**Exercise instructions**
Transcribe each line of the material as it is, and drop any picture.
===
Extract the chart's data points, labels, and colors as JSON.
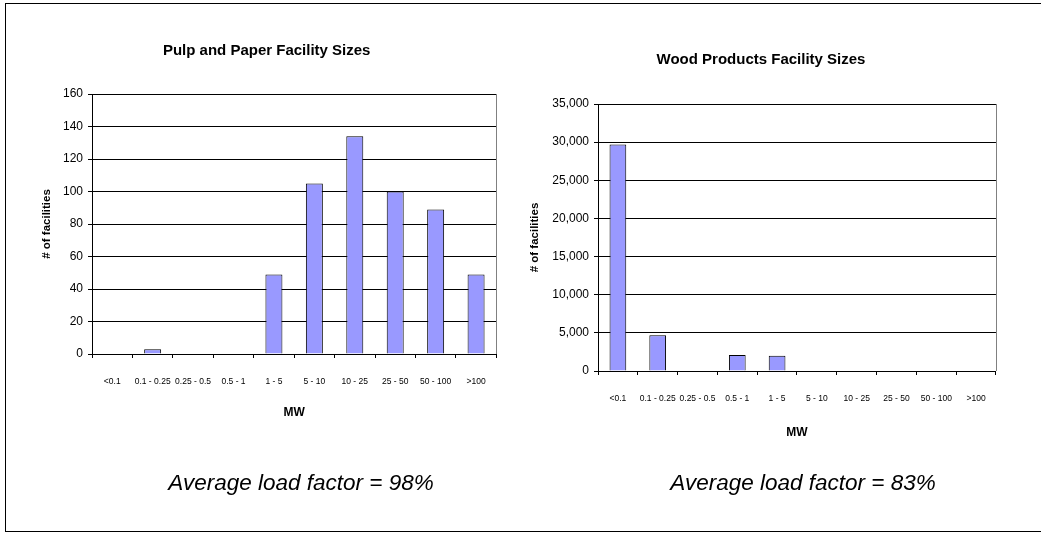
{
  "chart_data": [
    {
      "type": "bar",
      "title": "Pulp and Paper Facility Sizes",
      "xlabel": "MW",
      "ylabel": "# of facilities",
      "categories": [
        "<0.1",
        "0.1 - 0.25",
        "0.25 - 0.5",
        "0.5 - 1",
        "1 - 5",
        "5 - 10",
        "10 - 25",
        "25 - 50",
        "50 - 100",
        ">100"
      ],
      "values": [
        0,
        3,
        0,
        0,
        49,
        105,
        134,
        100,
        89,
        49
      ],
      "color": "#9999ff",
      "ylim": [
        0,
        160
      ],
      "yticks": [
        0,
        20,
        40,
        60,
        80,
        100,
        120,
        140,
        160
      ],
      "grid": "y",
      "annotations": [
        "Average load factor = 98%"
      ]
    },
    {
      "type": "bar",
      "title": "Wood Products Facility Sizes",
      "xlabel": "MW",
      "ylabel": "# of facilities",
      "categories": [
        "<0.1",
        "0.1 - 0.25",
        "0.25 - 0.5",
        "0.5 - 1",
        "1 - 5",
        "5 - 10",
        "10 - 25",
        "25 - 50",
        "50 - 100",
        ">100"
      ],
      "values": [
        29700,
        4700,
        0,
        2100,
        2000,
        0,
        0,
        0,
        0,
        0
      ],
      "color": "#9999ff",
      "ylim": [
        0,
        35000
      ],
      "yticks": [
        0,
        {
          "value": 5000,
          "label": "5,000"
        },
        {
          "value": 10000,
          "label": "10,000"
        },
        {
          "value": 15000,
          "label": "15,000"
        },
        {
          "value": 20000,
          "label": "20,000"
        },
        {
          "value": 25000,
          "label": "25,000"
        },
        {
          "value": 30000,
          "label": "30,000"
        },
        {
          "value": 35000,
          "label": "35,000"
        }
      ],
      "grid": "y",
      "annotations": [
        "Average load factor = 83%"
      ]
    }
  ]
}
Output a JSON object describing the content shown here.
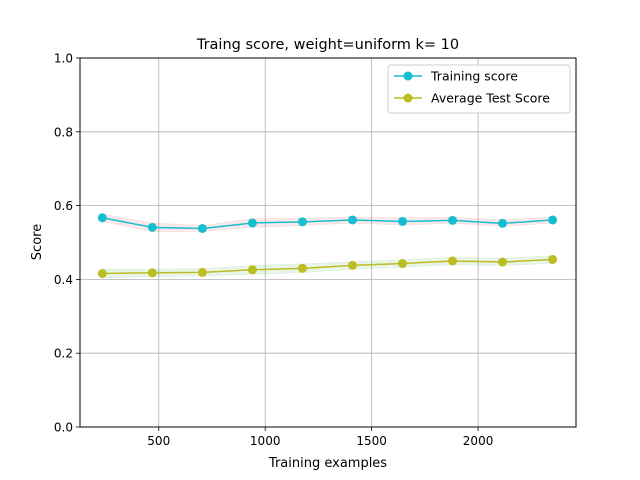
{
  "chart_data": {
    "type": "line",
    "title": "Traing score, weight=uniform k= 10",
    "xlabel": "Training examples",
    "ylabel": "Score",
    "xlim": [
      130,
      2460
    ],
    "ylim": [
      0.0,
      1.0
    ],
    "xticks": [
      500,
      1000,
      1500,
      2000
    ],
    "xtick_labels": [
      "500",
      "1000",
      "1500",
      "2000"
    ],
    "yticks": [
      0.0,
      0.2,
      0.4,
      0.6,
      0.8,
      1.0
    ],
    "ytick_labels": [
      "0.0",
      "0.2",
      "0.4",
      "0.6",
      "0.8",
      "1.0"
    ],
    "grid": true,
    "legend_position": "top-right",
    "x": [
      235,
      470,
      705,
      940,
      1175,
      1410,
      1645,
      1880,
      2115,
      2350
    ],
    "series": [
      {
        "name": "Training score",
        "color": "#17becf",
        "band_color": "#d62728",
        "values": [
          0.567,
          0.541,
          0.538,
          0.553,
          0.556,
          0.561,
          0.557,
          0.56,
          0.552,
          0.561
        ],
        "std": [
          0.01,
          0.012,
          0.008,
          0.012,
          0.01,
          0.008,
          0.01,
          0.008,
          0.009,
          0.008
        ]
      },
      {
        "name": "Average Test Score",
        "color": "#bcbd22",
        "band_color": "#2ca02c",
        "values": [
          0.416,
          0.418,
          0.419,
          0.426,
          0.43,
          0.438,
          0.443,
          0.45,
          0.447,
          0.454
        ],
        "std": [
          0.012,
          0.01,
          0.01,
          0.012,
          0.012,
          0.01,
          0.01,
          0.01,
          0.01,
          0.01
        ]
      }
    ]
  }
}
===
**Task solution**
Extract the chart's data points, labels, and colors as JSON.
{
  "chart_data": [
    {
      "type": "bar",
      "title": "Pulp and Paper Facility Sizes",
      "xlabel": "MW",
      "ylabel": "# of facilities",
      "categories": [
        "<0.1",
        "0.1 - 0.25",
        "0.25 - 0.5",
        "0.5 - 1",
        "1 - 5",
        "5 - 10",
        "10 - 25",
        "25 - 50",
        "50 - 100",
        ">100"
      ],
      "values": [
        0,
        3,
        0,
        0,
        49,
        105,
        134,
        100,
        89,
        49
      ],
      "color": "#9999ff",
      "ylim": [
        0,
        160
      ],
      "yticks": [
        0,
        20,
        40,
        60,
        80,
        100,
        120,
        140,
        160
      ],
      "grid": "y",
      "annotations": [
        "Average load factor = 98%"
      ]
    },
    {
      "type": "bar",
      "title": "Wood Products Facility Sizes",
      "xlabel": "MW",
      "ylabel": "# of facilities",
      "categories": [
        "<0.1",
        "0.1 - 0.25",
        "0.25 - 0.5",
        "0.5 - 1",
        "1 - 5",
        "5 - 10",
        "10 - 25",
        "25 - 50",
        "50 - 100",
        ">100"
      ],
      "values": [
        29700,
        4700,
        0,
        2100,
        2000,
        0,
        0,
        0,
        0,
        0
      ],
      "color": "#9999ff",
      "ylim": [
        0,
        35000
      ],
      "yticks": [
        0,
        {
          "value": 5000,
          "label": "5,000"
        },
        {
          "value": 10000,
          "label": "10,000"
        },
        {
          "value": 15000,
          "label": "15,000"
        },
        {
          "value": 20000,
          "label": "20,000"
        },
        {
          "value": 25000,
          "label": "25,000"
        },
        {
          "value": 30000,
          "label": "30,000"
        },
        {
          "value": 35000,
          "label": "35,000"
        }
      ],
      "grid": "y",
      "annotations": [
        "Average load factor = 83%"
      ]
    }
  ]
}
Output a JSON object describing the content shown here.
{
  "chart_data": {
    "type": "line",
    "title": "Traing score, weight=uniform k= 10",
    "xlabel": "Training examples",
    "ylabel": "Score",
    "xlim": [
      130,
      2460
    ],
    "ylim": [
      0.0,
      1.0
    ],
    "xticks": [
      500,
      1000,
      1500,
      2000
    ],
    "xtick_labels": [
      "500",
      "1000",
      "1500",
      "2000"
    ],
    "yticks": [
      0.0,
      0.2,
      0.4,
      0.6,
      0.8,
      1.0
    ],
    "ytick_labels": [
      "0.0",
      "0.2",
      "0.4",
      "0.6",
      "0.8",
      "1.0"
    ],
    "grid": true,
    "legend_position": "top-right",
    "x": [
      235,
      470,
      705,
      940,
      1175,
      1410,
      1645,
      1880,
      2115,
      2350
    ],
    "series": [
      {
        "name": "Training score",
        "color": "#17becf",
        "band_color": "#d62728",
        "values": [
          0.567,
          0.541,
          0.538,
          0.553,
          0.556,
          0.561,
          0.557,
          0.56,
          0.552,
          0.561
        ],
        "std": [
          0.01,
          0.012,
          0.008,
          0.012,
          0.01,
          0.008,
          0.01,
          0.008,
          0.009,
          0.008
        ]
      },
      {
        "name": "Average Test Score",
        "color": "#bcbd22",
        "band_color": "#2ca02c",
        "values": [
          0.416,
          0.418,
          0.419,
          0.426,
          0.43,
          0.438,
          0.443,
          0.45,
          0.447,
          0.454
        ],
        "std": [
          0.012,
          0.01,
          0.01,
          0.012,
          0.012,
          0.01,
          0.01,
          0.01,
          0.01,
          0.01
        ]
      }
    ]
  }
}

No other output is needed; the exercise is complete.